▸ Problem to work on:
Give the number of lines in this listing that contain "main", with no other words.

════════════════

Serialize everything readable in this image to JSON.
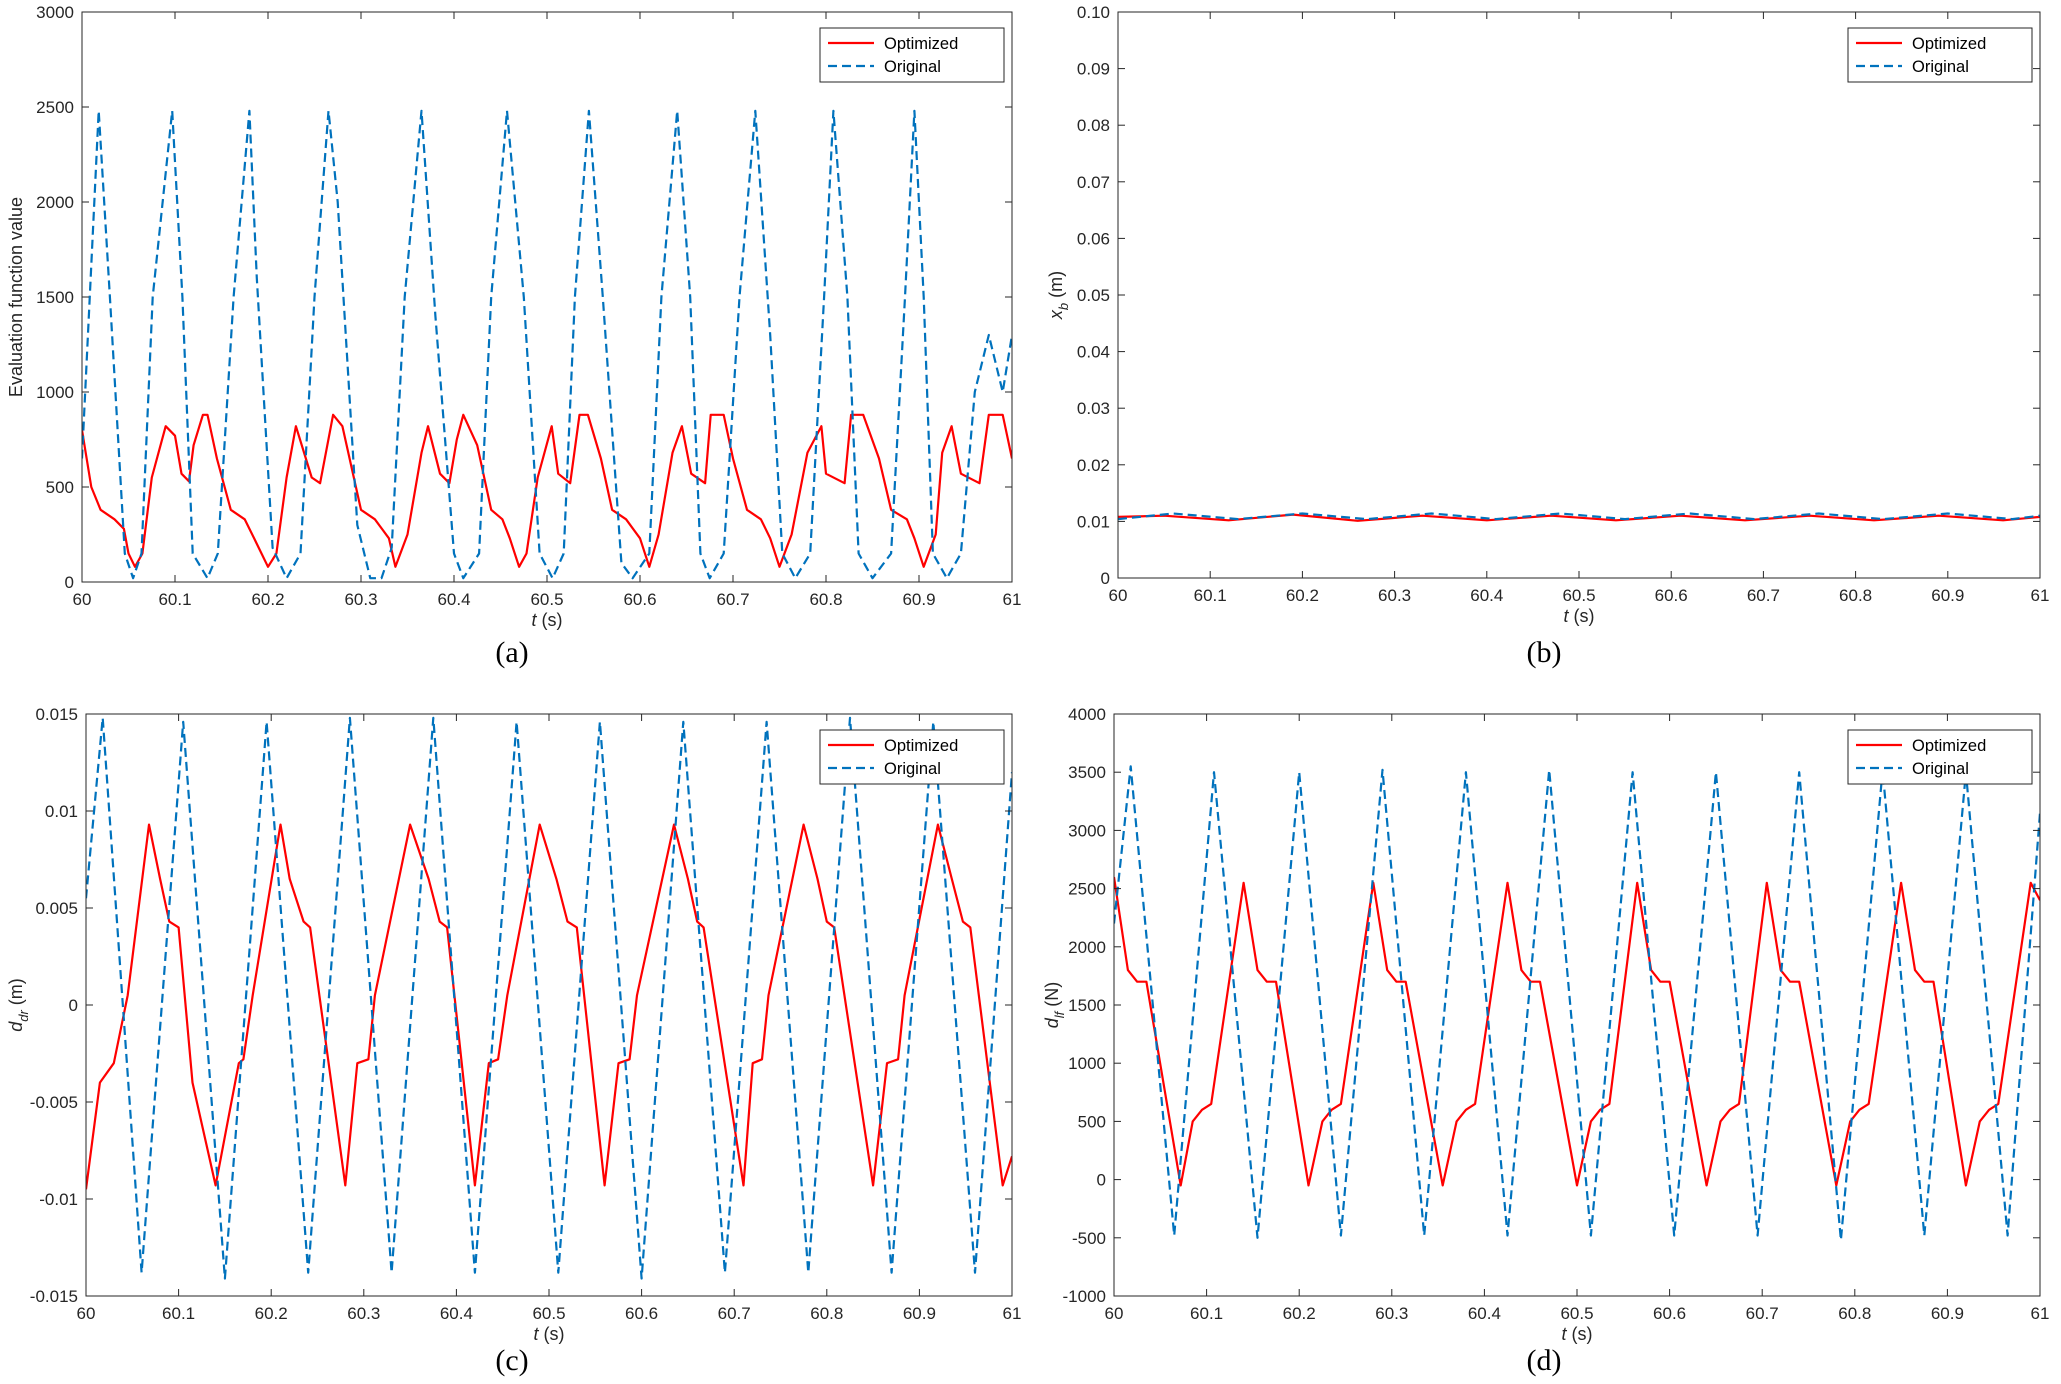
{
  "colors": {
    "optimized": "#ff0000",
    "original": "#0072bd"
  },
  "panel_labels": [
    "(a)",
    "(b)",
    "(c)",
    "(d)"
  ],
  "chart_data": [
    {
      "type": "line",
      "panel": "(a)",
      "xlabel": {
        "italic": "t",
        "rest": " (s)"
      },
      "ylabel": {
        "main": "Evaluation function value",
        "sub": "",
        "unit": ""
      },
      "xlim": [
        60,
        61
      ],
      "ylim": [
        0,
        3000
      ],
      "xticks": [
        60,
        60.1,
        60.2,
        60.3,
        60.4,
        60.5,
        60.6,
        60.7,
        60.8,
        60.9,
        61
      ],
      "yticks": [
        0,
        500,
        1000,
        1500,
        2000,
        2500,
        3000
      ],
      "ytick_labels": [
        "0",
        "500",
        "1000",
        "1500",
        "2000",
        "2500",
        "3000"
      ],
      "legend": {
        "position": "top-right",
        "entries": [
          "Optimized",
          "Original"
        ]
      },
      "series": [
        {
          "name": "Optimized",
          "style": "solid",
          "color": "#ff0000",
          "x": [
            60,
            60.01,
            60.02,
            60.035,
            60.045,
            60.05,
            60.057,
            60.065,
            60.075,
            60.09,
            60.1,
            60.107,
            60.115,
            60.12,
            60.13,
            60.135,
            60.145,
            60.16,
            60.175,
            60.185,
            60.2,
            60.209,
            60.22,
            60.23,
            60.247,
            60.256,
            60.27,
            60.28,
            60.3,
            60.315,
            60.33,
            60.337,
            60.35,
            60.365,
            60.372,
            60.385,
            60.395,
            60.403,
            60.41,
            60.425,
            60.44,
            60.452,
            60.46,
            60.47,
            60.478,
            60.49,
            60.505,
            60.512,
            60.525,
            60.535,
            60.544,
            60.558,
            60.57,
            60.585,
            60.6,
            60.61,
            60.62,
            60.635,
            60.645,
            60.655,
            60.67,
            60.676,
            60.69,
            60.7,
            60.7,
            60.715,
            60.73,
            60.74,
            60.75,
            60.763,
            60.78,
            60.795,
            60.8,
            60.82,
            60.827,
            60.84,
            60.857,
            60.87,
            60.887,
            60.895,
            60.905,
            60.918,
            60.925,
            60.935,
            60.945,
            60.965,
            60.975,
            60.99,
            61
          ],
          "y": [
            800,
            500,
            380,
            330,
            280,
            150,
            80,
            150,
            550,
            820,
            770,
            570,
            530,
            720,
            880,
            880,
            650,
            380,
            330,
            230,
            80,
            150,
            550,
            820,
            550,
            520,
            880,
            820,
            380,
            330,
            230,
            80,
            250,
            680,
            820,
            570,
            520,
            750,
            880,
            720,
            380,
            330,
            230,
            80,
            150,
            550,
            820,
            570,
            520,
            880,
            880,
            650,
            380,
            330,
            230,
            80,
            250,
            680,
            820,
            570,
            520,
            880,
            880,
            650,
            650,
            380,
            330,
            230,
            80,
            250,
            680,
            820,
            570,
            520,
            880,
            880,
            650,
            380,
            330,
            230,
            80,
            250,
            680,
            820,
            570,
            520,
            880,
            880,
            650
          ]
        },
        {
          "name": "Original",
          "style": "dashed",
          "color": "#0072bd",
          "x": [
            60,
            60.018,
            60.03,
            60.046,
            60.055,
            60.064,
            60.076,
            60.097,
            60.108,
            60.119,
            60.135,
            60.146,
            60.163,
            60.18,
            60.188,
            60.205,
            60.22,
            60.235,
            60.25,
            60.265,
            60.275,
            60.296,
            60.31,
            60.322,
            60.333,
            60.347,
            60.365,
            60.38,
            60.4,
            60.41,
            60.427,
            60.44,
            60.457,
            60.475,
            60.492,
            60.506,
            60.518,
            60.53,
            60.545,
            60.56,
            60.58,
            60.592,
            60.61,
            60.623,
            60.64,
            60.654,
            60.665,
            60.675,
            60.69,
            60.707,
            60.724,
            60.74,
            60.753,
            60.767,
            60.783,
            60.798,
            60.808,
            60.823,
            60.835,
            60.85,
            60.87,
            60.885,
            60.895,
            60.905,
            60.915,
            60.93,
            60.945,
            60.96,
            60.975,
            60.99,
            61
          ],
          "y": [
            650,
            2480,
            1500,
            150,
            20,
            150,
            1500,
            2480,
            1500,
            150,
            20,
            150,
            1500,
            2480,
            1600,
            180,
            20,
            150,
            1500,
            2480,
            2000,
            300,
            20,
            20,
            180,
            1500,
            2480,
            1400,
            150,
            20,
            150,
            1500,
            2480,
            1500,
            150,
            20,
            150,
            1500,
            2480,
            1500,
            100,
            20,
            150,
            1500,
            2480,
            1500,
            150,
            20,
            150,
            1500,
            2480,
            1300,
            150,
            20,
            150,
            1500,
            2480,
            1500,
            150,
            20,
            150,
            1500,
            2480,
            1500,
            150,
            20,
            150,
            1000,
            1300,
            1000,
            1300
          ]
        }
      ]
    },
    {
      "type": "line",
      "panel": "(b)",
      "xlabel": {
        "italic": "t",
        "rest": " (s)"
      },
      "ylabel": {
        "main": "x",
        "sub": "b",
        "unit": " (m)"
      },
      "xlim": [
        60,
        61
      ],
      "ylim": [
        0,
        0.1
      ],
      "xticks": [
        60,
        60.1,
        60.2,
        60.3,
        60.4,
        60.5,
        60.6,
        60.7,
        60.8,
        60.9,
        61
      ],
      "yticks": [
        0,
        0.01,
        0.02,
        0.03,
        0.04,
        0.05,
        0.06,
        0.07,
        0.08,
        0.09,
        0.1
      ],
      "ytick_labels": [
        "0",
        "0.01",
        "0.02",
        "0.03",
        "0.04",
        "0.05",
        "0.06",
        "0.07",
        "0.08",
        "0.09",
        "0.10"
      ],
      "legend": {
        "position": "top-right",
        "entries": [
          "Optimized",
          "Original"
        ]
      },
      "series": [
        {
          "name": "Optimized",
          "style": "solid",
          "color": "#ff0000",
          "x": [
            60,
            60.05,
            60.12,
            60.19,
            60.26,
            60.33,
            60.4,
            60.47,
            60.54,
            60.61,
            60.68,
            60.75,
            60.82,
            60.89,
            60.96,
            61
          ],
          "y": [
            0.0108,
            0.011,
            0.0102,
            0.0112,
            0.0101,
            0.011,
            0.0102,
            0.011,
            0.0102,
            0.011,
            0.0102,
            0.011,
            0.0102,
            0.011,
            0.0102,
            0.0108
          ]
        },
        {
          "name": "Original",
          "style": "dashed",
          "color": "#0072bd",
          "x": [
            60,
            60.06,
            60.13,
            60.2,
            60.27,
            60.34,
            60.41,
            60.48,
            60.55,
            60.62,
            60.69,
            60.76,
            60.83,
            60.9,
            60.97,
            61
          ],
          "y": [
            0.0104,
            0.0114,
            0.0104,
            0.0114,
            0.0104,
            0.0114,
            0.0104,
            0.0114,
            0.0104,
            0.0114,
            0.0104,
            0.0114,
            0.0104,
            0.0114,
            0.0104,
            0.011
          ]
        }
      ]
    },
    {
      "type": "line",
      "panel": "(c)",
      "xlabel": {
        "italic": "t",
        "rest": " (s)"
      },
      "ylabel": {
        "main": "d",
        "sub": "dr",
        "unit": " (m)"
      },
      "xlim": [
        60,
        61
      ],
      "ylim": [
        -0.015,
        0.015
      ],
      "xticks": [
        60,
        60.1,
        60.2,
        60.3,
        60.4,
        60.5,
        60.6,
        60.7,
        60.8,
        60.9,
        61
      ],
      "yticks": [
        -0.015,
        -0.01,
        -0.005,
        0,
        0.005,
        0.01,
        0.015
      ],
      "ytick_labels": [
        "-0.015",
        "-0.01",
        "-0.005",
        "0",
        "0.005",
        "0.01",
        "0.015"
      ],
      "legend": {
        "position": "top-right",
        "entries": [
          "Optimized",
          "Original"
        ]
      },
      "series": [
        {
          "name": "Optimized",
          "style": "solid",
          "color": "#ff0000",
          "x": [
            60,
            60.015,
            60.03,
            60.045,
            60.068,
            60.08,
            60.09,
            60.1,
            60.115,
            60.14,
            60.165,
            60.17,
            60.18,
            60.21,
            60.22,
            60.235,
            60.242,
            60.28,
            60.293,
            60.305,
            60.312,
            60.35,
            60.37,
            60.382,
            60.39,
            60.42,
            60.435,
            60.445,
            60.455,
            60.49,
            60.508,
            60.52,
            60.53,
            60.56,
            60.575,
            60.587,
            60.595,
            60.635,
            60.65,
            60.66,
            60.667,
            60.71,
            60.72,
            60.73,
            60.737,
            60.775,
            60.79,
            60.8,
            60.808,
            60.85,
            60.865,
            60.877,
            60.884,
            60.92,
            60.935,
            60.947,
            60.955,
            60.99,
            61
          ],
          "y": [
            -0.0095,
            -0.004,
            -0.003,
            0.0005,
            0.0093,
            0.0065,
            0.0043,
            0.004,
            -0.004,
            -0.0093,
            -0.003,
            -0.0028,
            0.0005,
            0.0093,
            0.0065,
            0.0043,
            0.004,
            -0.0093,
            -0.003,
            -0.0028,
            0.0005,
            0.0093,
            0.0065,
            0.0043,
            0.004,
            -0.0093,
            -0.003,
            -0.0028,
            0.0005,
            0.0093,
            0.0065,
            0.0043,
            0.004,
            -0.0093,
            -0.003,
            -0.0028,
            0.0005,
            0.0093,
            0.0065,
            0.0043,
            0.004,
            -0.0093,
            -0.003,
            -0.0028,
            0.0005,
            0.0093,
            0.0065,
            0.0043,
            0.004,
            -0.0093,
            -0.003,
            -0.0028,
            0.0005,
            0.0093,
            0.0065,
            0.0043,
            0.004,
            -0.0093,
            -0.0078
          ]
        },
        {
          "name": "Original",
          "style": "dashed",
          "color": "#0072bd",
          "x": [
            60,
            60.018,
            60.06,
            60.105,
            60.15,
            60.195,
            60.24,
            60.285,
            60.33,
            60.375,
            60.42,
            60.465,
            60.51,
            60.555,
            60.6,
            60.645,
            60.69,
            60.735,
            60.78,
            60.825,
            60.87,
            60.915,
            60.96,
            61
          ],
          "y": [
            0.0055,
            0.0148,
            -0.0138,
            0.0146,
            -0.0141,
            0.0146,
            -0.0138,
            0.0148,
            -0.0138,
            0.0148,
            -0.0138,
            0.0146,
            -0.0138,
            0.0146,
            -0.0141,
            0.0146,
            -0.0138,
            0.0146,
            -0.0138,
            0.0148,
            -0.0138,
            0.0146,
            -0.0138,
            0.012
          ]
        }
      ]
    },
    {
      "type": "line",
      "panel": "(d)",
      "xlabel": {
        "italic": "t",
        "rest": " (s)"
      },
      "ylabel": {
        "main": "d",
        "sub": "lf",
        "unit": " (N)"
      },
      "xlim": [
        60,
        61
      ],
      "ylim": [
        -1000,
        4000
      ],
      "xticks": [
        60,
        60.1,
        60.2,
        60.3,
        60.4,
        60.5,
        60.6,
        60.7,
        60.8,
        60.9,
        61
      ],
      "yticks": [
        -1000,
        -500,
        0,
        500,
        1000,
        1500,
        2000,
        2500,
        3000,
        3500,
        4000
      ],
      "ytick_labels": [
        "-1000",
        "-500",
        "0",
        "500",
        "1000",
        "1500",
        "2000",
        "2500",
        "3000",
        "3500",
        "4000"
      ],
      "legend": {
        "position": "top-right",
        "entries": [
          "Optimized",
          "Original"
        ]
      },
      "series": [
        {
          "name": "Optimized",
          "style": "solid",
          "color": "#ff0000",
          "x": [
            60,
            60.015,
            60.025,
            60.035,
            60.072,
            60.085,
            60.095,
            60.105,
            60.14,
            60.155,
            60.165,
            60.175,
            60.21,
            60.225,
            60.235,
            60.245,
            60.28,
            60.295,
            60.305,
            60.315,
            60.355,
            60.37,
            60.38,
            60.39,
            60.425,
            60.44,
            60.45,
            60.46,
            60.5,
            60.515,
            60.525,
            60.535,
            60.565,
            60.58,
            60.59,
            60.6,
            60.64,
            60.655,
            60.665,
            60.675,
            60.705,
            60.72,
            60.73,
            60.74,
            60.78,
            60.795,
            60.805,
            60.815,
            60.85,
            60.865,
            60.875,
            60.885,
            60.92,
            60.935,
            60.945,
            60.955,
            60.99,
            61
          ],
          "y": [
            2600,
            1800,
            1700,
            1700,
            -50,
            500,
            600,
            650,
            2550,
            1800,
            1700,
            1700,
            -50,
            500,
            600,
            650,
            2550,
            1800,
            1700,
            1700,
            -50,
            500,
            600,
            650,
            2550,
            1800,
            1700,
            1700,
            -50,
            500,
            600,
            650,
            2550,
            1800,
            1700,
            1700,
            -50,
            500,
            600,
            650,
            2550,
            1800,
            1700,
            1700,
            -50,
            500,
            600,
            650,
            2550,
            1800,
            1700,
            1700,
            -50,
            500,
            600,
            650,
            2550,
            2400
          ]
        },
        {
          "name": "Original",
          "style": "dashed",
          "color": "#0072bd",
          "x": [
            60,
            60.018,
            60.065,
            60.108,
            60.155,
            60.2,
            60.245,
            60.29,
            60.335,
            60.38,
            60.425,
            60.47,
            60.515,
            60.56,
            60.605,
            60.65,
            60.695,
            60.74,
            60.785,
            60.83,
            60.875,
            60.92,
            60.965,
            61
          ],
          "y": [
            2200,
            3550,
            -480,
            3500,
            -500,
            3500,
            -480,
            3520,
            -480,
            3500,
            -480,
            3520,
            -480,
            3500,
            -480,
            3500,
            -480,
            3500,
            -520,
            3520,
            -480,
            3500,
            -480,
            3150
          ]
        }
      ]
    }
  ]
}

════════════════

▸ Expected answer:
4